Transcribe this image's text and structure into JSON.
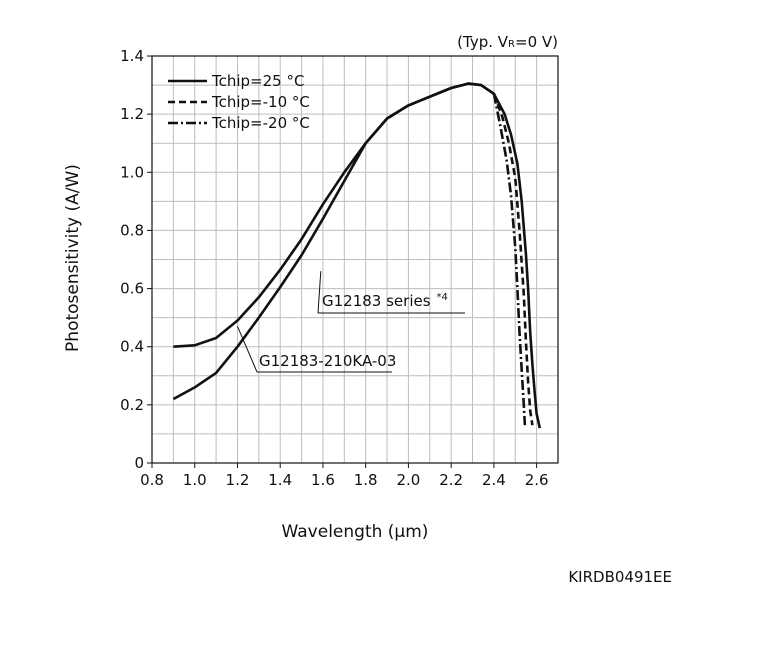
{
  "chart_data": {
    "type": "line",
    "title": "",
    "condition_note_prefix": "(Typ. V",
    "condition_note_sub": "R",
    "condition_note_suffix": "=0 V)",
    "xlabel": "Wavelength (μm)",
    "ylabel": "Photosensitivity (A/W)",
    "xlim": [
      0.8,
      2.7
    ],
    "ylim": [
      0,
      1.4
    ],
    "x_ticks": [
      "0.8",
      "1.0",
      "1.2",
      "1.4",
      "1.6",
      "1.8",
      "2.0",
      "2.2",
      "2.4",
      "2.6"
    ],
    "y_ticks": [
      "0",
      "0.2",
      "0.4",
      "0.6",
      "0.8",
      "1.0",
      "1.2",
      "1.4"
    ],
    "grid": true,
    "legend_position": "top-left",
    "legend": [
      {
        "label": "Tchip=25 °C",
        "style": "solid"
      },
      {
        "label": "Tchip=-10 °C",
        "style": "dashed"
      },
      {
        "label": "Tchip=-20 °C",
        "style": "dash-dot"
      }
    ],
    "annotations": [
      {
        "label": "G12183 series",
        "superscript": "*4"
      },
      {
        "label": "G12183-210KA-03"
      }
    ],
    "series": [
      {
        "name": "G12183 series",
        "style": "solid",
        "points": [
          [
            0.9,
            0.4
          ],
          [
            1.0,
            0.405
          ],
          [
            1.1,
            0.43
          ],
          [
            1.2,
            0.49
          ],
          [
            1.3,
            0.57
          ],
          [
            1.4,
            0.665
          ],
          [
            1.5,
            0.77
          ],
          [
            1.6,
            0.89
          ],
          [
            1.7,
            1.0
          ],
          [
            1.8,
            1.1
          ],
          [
            1.9,
            1.185
          ],
          [
            2.0,
            1.23
          ],
          [
            2.1,
            1.26
          ],
          [
            2.2,
            1.29
          ],
          [
            2.28,
            1.305
          ],
          [
            2.34,
            1.3
          ],
          [
            2.4,
            1.27
          ],
          [
            2.45,
            1.2
          ],
          [
            2.48,
            1.13
          ],
          [
            2.51,
            1.03
          ],
          [
            2.53,
            0.9
          ],
          [
            2.55,
            0.72
          ],
          [
            2.56,
            0.6
          ],
          [
            2.57,
            0.45
          ],
          [
            2.58,
            0.34
          ],
          [
            2.59,
            0.25
          ],
          [
            2.6,
            0.17
          ],
          [
            2.615,
            0.12
          ]
        ]
      },
      {
        "name": "G12183-210KA-03",
        "style": "solid",
        "points": [
          [
            0.9,
            0.22
          ],
          [
            1.0,
            0.26
          ],
          [
            1.1,
            0.31
          ],
          [
            1.2,
            0.4
          ],
          [
            1.3,
            0.5
          ],
          [
            1.4,
            0.605
          ],
          [
            1.5,
            0.715
          ],
          [
            1.6,
            0.84
          ],
          [
            1.7,
            0.97
          ],
          [
            1.8,
            1.1
          ],
          [
            1.9,
            1.185
          ],
          [
            2.0,
            1.23
          ],
          [
            2.1,
            1.26
          ],
          [
            2.2,
            1.29
          ],
          [
            2.28,
            1.305
          ],
          [
            2.34,
            1.3
          ],
          [
            2.4,
            1.27
          ]
        ]
      },
      {
        "name": "Tchip=-10 °C",
        "style": "dashed",
        "points": [
          [
            2.4,
            1.27
          ],
          [
            2.44,
            1.19
          ],
          [
            2.47,
            1.1
          ],
          [
            2.5,
            0.98
          ],
          [
            2.52,
            0.8
          ],
          [
            2.54,
            0.58
          ],
          [
            2.55,
            0.42
          ],
          [
            2.56,
            0.28
          ],
          [
            2.57,
            0.18
          ],
          [
            2.58,
            0.13
          ]
        ]
      },
      {
        "name": "Tchip=-20 °C",
        "style": "dash-dot",
        "points": [
          [
            2.4,
            1.27
          ],
          [
            2.43,
            1.16
          ],
          [
            2.46,
            1.04
          ],
          [
            2.48,
            0.92
          ],
          [
            2.5,
            0.74
          ],
          [
            2.51,
            0.6
          ],
          [
            2.52,
            0.45
          ],
          [
            2.53,
            0.32
          ],
          [
            2.54,
            0.2
          ],
          [
            2.545,
            0.13
          ]
        ]
      }
    ]
  },
  "document_code": "KIRDB0491EE"
}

◇ ◇ ◇ ◇

■ GIVEN PROBLEM: Copy each line of the listing in which the word "name" can be found.

■ RESPONSE TO THE TASK:
        "name": "G12183 series",
        "name": "G12183-210KA-03",
        "name": "Tchip=-10 °C",
        "name": "Tchip=-20 °C",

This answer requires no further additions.